_Exercise inputs_
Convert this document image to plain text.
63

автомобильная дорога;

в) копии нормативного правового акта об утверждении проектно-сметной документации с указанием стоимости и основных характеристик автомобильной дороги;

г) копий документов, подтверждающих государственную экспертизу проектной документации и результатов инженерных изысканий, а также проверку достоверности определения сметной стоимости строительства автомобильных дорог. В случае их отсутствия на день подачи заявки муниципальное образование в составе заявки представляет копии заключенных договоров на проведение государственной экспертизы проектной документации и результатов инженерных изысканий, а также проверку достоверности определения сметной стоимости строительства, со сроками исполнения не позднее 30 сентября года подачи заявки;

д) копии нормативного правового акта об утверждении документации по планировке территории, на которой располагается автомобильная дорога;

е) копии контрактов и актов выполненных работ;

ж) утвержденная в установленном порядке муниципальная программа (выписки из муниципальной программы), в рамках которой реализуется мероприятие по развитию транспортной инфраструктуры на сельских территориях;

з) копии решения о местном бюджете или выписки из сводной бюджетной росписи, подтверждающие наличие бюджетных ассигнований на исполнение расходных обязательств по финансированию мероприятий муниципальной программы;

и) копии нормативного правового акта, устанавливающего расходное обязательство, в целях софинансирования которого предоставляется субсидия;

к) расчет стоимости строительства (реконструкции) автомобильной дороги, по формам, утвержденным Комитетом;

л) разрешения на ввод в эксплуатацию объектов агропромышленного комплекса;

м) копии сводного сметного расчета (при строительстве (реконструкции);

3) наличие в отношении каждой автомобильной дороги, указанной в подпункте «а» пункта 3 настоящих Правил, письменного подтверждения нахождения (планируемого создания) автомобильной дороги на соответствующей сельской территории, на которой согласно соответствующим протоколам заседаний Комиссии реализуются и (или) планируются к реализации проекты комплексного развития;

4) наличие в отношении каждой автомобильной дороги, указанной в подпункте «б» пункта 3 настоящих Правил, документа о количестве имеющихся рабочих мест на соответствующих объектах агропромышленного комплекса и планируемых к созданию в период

_Directive_
Pull out all lines from the listing that contain the string "утверждении".

_Solution for this task_
в) копии нормативного правового акта об утверждении проектно-сметной документации с указанием стоимости и основных характеристик автомобильной дороги;
д) копии нормативного правового акта об утверждении документации по планировке территории, на которой располагается автомобильная дорога;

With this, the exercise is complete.